### [Aim]
Reproduce each line bearing the word "achieved".

### [Dataset entries]
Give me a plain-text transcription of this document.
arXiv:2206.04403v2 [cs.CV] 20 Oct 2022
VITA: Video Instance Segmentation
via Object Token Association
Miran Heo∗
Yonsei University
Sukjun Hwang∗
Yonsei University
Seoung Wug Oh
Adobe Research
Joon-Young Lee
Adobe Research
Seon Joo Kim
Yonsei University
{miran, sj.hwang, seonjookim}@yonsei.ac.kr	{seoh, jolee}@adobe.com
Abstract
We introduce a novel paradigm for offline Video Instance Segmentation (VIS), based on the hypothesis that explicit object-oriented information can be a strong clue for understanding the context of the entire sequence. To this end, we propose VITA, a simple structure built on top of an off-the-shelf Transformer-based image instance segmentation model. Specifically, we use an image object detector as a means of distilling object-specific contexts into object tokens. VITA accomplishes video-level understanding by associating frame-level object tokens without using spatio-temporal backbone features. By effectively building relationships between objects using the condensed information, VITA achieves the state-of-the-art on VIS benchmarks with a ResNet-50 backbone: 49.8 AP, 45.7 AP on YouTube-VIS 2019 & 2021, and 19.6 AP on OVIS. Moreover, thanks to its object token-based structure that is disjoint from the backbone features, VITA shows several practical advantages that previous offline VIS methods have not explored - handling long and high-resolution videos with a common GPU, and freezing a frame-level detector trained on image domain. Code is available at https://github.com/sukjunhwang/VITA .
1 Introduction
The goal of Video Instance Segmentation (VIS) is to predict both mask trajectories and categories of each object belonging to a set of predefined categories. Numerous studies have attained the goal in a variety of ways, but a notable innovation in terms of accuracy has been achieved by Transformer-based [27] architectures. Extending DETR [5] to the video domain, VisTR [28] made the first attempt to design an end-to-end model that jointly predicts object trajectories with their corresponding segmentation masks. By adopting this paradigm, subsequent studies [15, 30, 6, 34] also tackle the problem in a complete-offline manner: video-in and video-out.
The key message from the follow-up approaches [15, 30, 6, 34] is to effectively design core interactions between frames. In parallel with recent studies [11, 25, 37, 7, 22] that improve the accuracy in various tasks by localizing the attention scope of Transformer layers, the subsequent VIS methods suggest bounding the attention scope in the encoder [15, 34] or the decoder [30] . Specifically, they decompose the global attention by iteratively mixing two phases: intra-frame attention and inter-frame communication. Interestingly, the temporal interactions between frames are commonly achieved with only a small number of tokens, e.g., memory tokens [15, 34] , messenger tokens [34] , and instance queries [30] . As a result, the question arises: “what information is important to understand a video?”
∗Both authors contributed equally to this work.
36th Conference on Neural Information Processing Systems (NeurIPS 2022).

### [In response]
The goal of Video Instance Segmentation (VIS) is to predict both mask trajectories and categories of each object belonging to a set of predefined categories. Numerous studies have attained the goal in a variety of ways, but a notable innovation in terms of accuracy has been achieved by Transformer-based [27] architectures. Extending DETR [5] to the video domain, VisTR [28] made the first attempt to design an end-to-end model that jointly predicts object trajectories with their corresponding segmentation masks. By adopting this paradigm, subsequent studies [15, 30, 6, 34] also tackle the problem in a complete-offline manner: video-in and video-out.
The key message from the follow-up approaches [15, 30, 6, 34] is to effectively design core interactions between frames. In parallel with recent studies [11, 25, 37, 7, 22] that improve the accuracy in various tasks by localizing the attention scope of Transformer layers, the subsequent VIS methods suggest bounding the attention scope in the encoder [15, 34] or the decoder [30] . Specifically, they decompose the global attention by iteratively mixing two phases: intra-frame attention and inter-frame communication. Interestingly, the temporal interactions between frames are commonly achieved with only a small number of tokens, e.g., memory tokens [15, 34] , messenger tokens [34] , and instance queries [30] . As a result, the question arises: “what information is important to understand a video?”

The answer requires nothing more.